┌──

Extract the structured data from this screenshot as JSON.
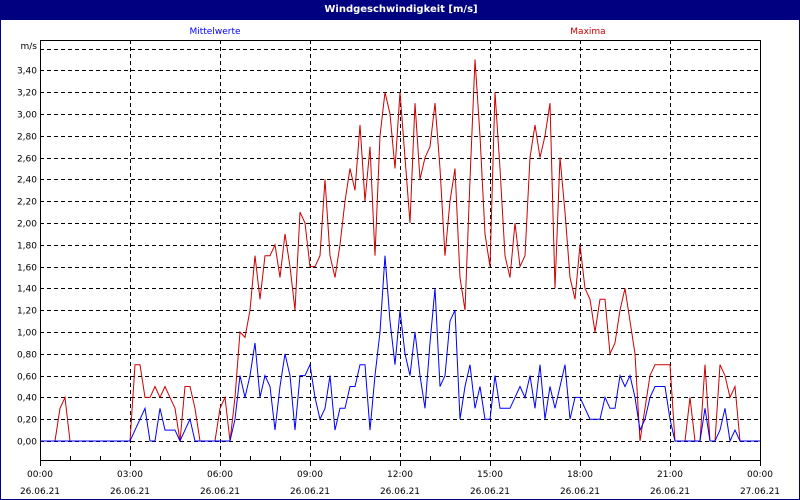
{
  "window": {
    "title": "Windgeschwindigkeit [m/s]"
  },
  "chart_data": {
    "type": "line",
    "title": "Windgeschwindigkeit [m/s]",
    "ylabel": "m/s",
    "ylim": [
      0,
      3.6
    ],
    "yticks": [
      "0,00",
      "0,20",
      "0,40",
      "0,60",
      "0,80",
      "1,00",
      "1,20",
      "1,40",
      "1,60",
      "1,80",
      "2,00",
      "2,20",
      "2,40",
      "2,60",
      "2,80",
      "3,00",
      "3,20",
      "3,40"
    ],
    "xticks": [
      {
        "time": "00:00",
        "date": "26.06.21"
      },
      {
        "time": "03:00",
        "date": "26.06.21"
      },
      {
        "time": "06:00",
        "date": "26.06.21"
      },
      {
        "time": "09:00",
        "date": "26.06.21"
      },
      {
        "time": "12:00",
        "date": "26.06.21"
      },
      {
        "time": "15:00",
        "date": "26.06.21"
      },
      {
        "time": "18:00",
        "date": "26.06.21"
      },
      {
        "time": "21:00",
        "date": "26.06.21"
      },
      {
        "time": "00:00",
        "date": "27.06.21"
      }
    ],
    "xlim": [
      "26.06.21 00:00",
      "27.06.21 00:00"
    ],
    "grid": true,
    "x": [
      "00:00",
      "00:10",
      "00:20",
      "00:30",
      "00:40",
      "00:50",
      "01:00",
      "01:10",
      "01:20",
      "01:30",
      "01:40",
      "01:50",
      "02:00",
      "02:10",
      "02:20",
      "02:30",
      "02:40",
      "02:50",
      "03:00",
      "03:10",
      "03:20",
      "03:30",
      "03:40",
      "03:50",
      "04:00",
      "04:10",
      "04:20",
      "04:30",
      "04:40",
      "04:50",
      "05:00",
      "05:10",
      "05:20",
      "05:30",
      "05:40",
      "05:50",
      "06:00",
      "06:10",
      "06:20",
      "06:30",
      "06:40",
      "06:50",
      "07:00",
      "07:10",
      "07:20",
      "07:30",
      "07:40",
      "07:50",
      "08:00",
      "08:10",
      "08:20",
      "08:30",
      "08:40",
      "08:50",
      "09:00",
      "09:10",
      "09:20",
      "09:30",
      "09:40",
      "09:50",
      "10:00",
      "10:10",
      "10:20",
      "10:30",
      "10:40",
      "10:50",
      "11:00",
      "11:10",
      "11:20",
      "11:30",
      "11:40",
      "11:50",
      "12:00",
      "12:10",
      "12:20",
      "12:30",
      "12:40",
      "12:50",
      "13:00",
      "13:10",
      "13:20",
      "13:30",
      "13:40",
      "13:50",
      "14:00",
      "14:10",
      "14:20",
      "14:30",
      "14:40",
      "14:50",
      "15:00",
      "15:10",
      "15:20",
      "15:30",
      "15:40",
      "15:50",
      "16:00",
      "16:10",
      "16:20",
      "16:30",
      "16:40",
      "16:50",
      "17:00",
      "17:10",
      "17:20",
      "17:30",
      "17:40",
      "17:50",
      "18:00",
      "18:10",
      "18:20",
      "18:30",
      "18:40",
      "18:50",
      "19:00",
      "19:10",
      "19:20",
      "19:30",
      "19:40",
      "19:50",
      "20:00",
      "20:10",
      "20:20",
      "20:30",
      "20:40",
      "20:50",
      "21:00",
      "21:10",
      "21:20",
      "21:30",
      "21:40",
      "21:50",
      "22:00",
      "22:10",
      "22:20",
      "22:30",
      "22:40",
      "22:50",
      "23:00",
      "23:10",
      "23:20",
      "23:30",
      "23:40",
      "23:50",
      "24:00"
    ],
    "series": [
      {
        "name": "Mittelwerte",
        "color": "#0000ff",
        "values": [
          0,
          0,
          0,
          0,
          0,
          0,
          0,
          0,
          0,
          0,
          0,
          0,
          0,
          0,
          0,
          0,
          0,
          0,
          0,
          0.1,
          0.2,
          0.3,
          0,
          0,
          0.3,
          0.1,
          0.1,
          0.1,
          0,
          0.1,
          0.2,
          0,
          0,
          0,
          0,
          0,
          0,
          0,
          0,
          0.2,
          0.6,
          0.4,
          0.6,
          0.9,
          0.4,
          0.6,
          0.5,
          0.1,
          0.5,
          0.8,
          0.6,
          0.1,
          0.6,
          0.6,
          0.7,
          0.4,
          0.2,
          0.3,
          0.6,
          0.1,
          0.3,
          0.3,
          0.5,
          0.5,
          0.7,
          0.7,
          0.1,
          0.6,
          1.0,
          1.7,
          1.1,
          0.7,
          1.2,
          0.8,
          0.6,
          1.0,
          0.6,
          0.3,
          0.9,
          1.4,
          0.5,
          0.6,
          1.1,
          1.2,
          0.2,
          0.5,
          0.7,
          0.3,
          0.5,
          0.2,
          0.2,
          0.6,
          0.3,
          0.3,
          0.3,
          0.4,
          0.5,
          0.4,
          0.6,
          0.3,
          0.7,
          0.2,
          0.5,
          0.3,
          0.5,
          0.7,
          0.2,
          0.4,
          0.4,
          0.3,
          0.2,
          0.2,
          0.2,
          0.4,
          0.3,
          0.3,
          0.6,
          0.5,
          0.6,
          0.4,
          0.1,
          0.2,
          0.4,
          0.5,
          0.5,
          0.5,
          0.2,
          0,
          0,
          0,
          0,
          0,
          0,
          0.3,
          0,
          0,
          0.1,
          0.3,
          0,
          0.1,
          0,
          0,
          0,
          0,
          0
        ]
      },
      {
        "name": "Maxima",
        "color": "#cc0000",
        "values": [
          0,
          0,
          0,
          0,
          0.3,
          0.4,
          0,
          0,
          0,
          0,
          0,
          0,
          0,
          0,
          0,
          0,
          0,
          0,
          0,
          0.7,
          0.7,
          0.4,
          0.4,
          0.5,
          0.4,
          0.5,
          0.4,
          0.3,
          0,
          0.5,
          0.5,
          0.3,
          0,
          0,
          0,
          0,
          0.3,
          0.4,
          0,
          0.4,
          1.0,
          0.95,
          1.2,
          1.7,
          1.3,
          1.7,
          1.7,
          1.8,
          1.5,
          1.9,
          1.6,
          1.2,
          2.1,
          2.0,
          1.6,
          1.6,
          1.7,
          2.4,
          1.7,
          1.5,
          1.8,
          2.2,
          2.5,
          2.3,
          2.9,
          2.2,
          2.7,
          1.7,
          2.8,
          3.2,
          3.0,
          2.5,
          3.2,
          2.6,
          2.0,
          3.1,
          2.4,
          2.6,
          2.7,
          3.1,
          2.5,
          1.7,
          2.2,
          2.5,
          1.5,
          1.2,
          2.4,
          3.5,
          2.8,
          1.9,
          1.6,
          3.2,
          2.5,
          1.7,
          1.5,
          2.0,
          1.6,
          1.7,
          2.6,
          2.9,
          2.6,
          2.8,
          3.1,
          1.4,
          2.6,
          2.1,
          1.5,
          1.3,
          1.8,
          1.4,
          1.3,
          1.0,
          1.3,
          1.3,
          0.8,
          0.9,
          1.2,
          1.4,
          1.1,
          0.8,
          0,
          0.3,
          0.6,
          0.7,
          0.7,
          0.7,
          0.7,
          0,
          0,
          0,
          0.4,
          0,
          0,
          0.7,
          0,
          0,
          0.7,
          0.6,
          0.4,
          0.5,
          0,
          0,
          0,
          0,
          0
        ]
      }
    ]
  }
}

└──

- **Given request**:
Identify the lines in the entries above that contain "time", then copy them out.

- **Full solution**:
        "time": "00:00",
        "time": "03:00",
        "time": "06:00",
        "time": "09:00",
        "time": "12:00",
        "time": "15:00",
        "time": "18:00",
        "time": "21:00",
        "time": "00:00",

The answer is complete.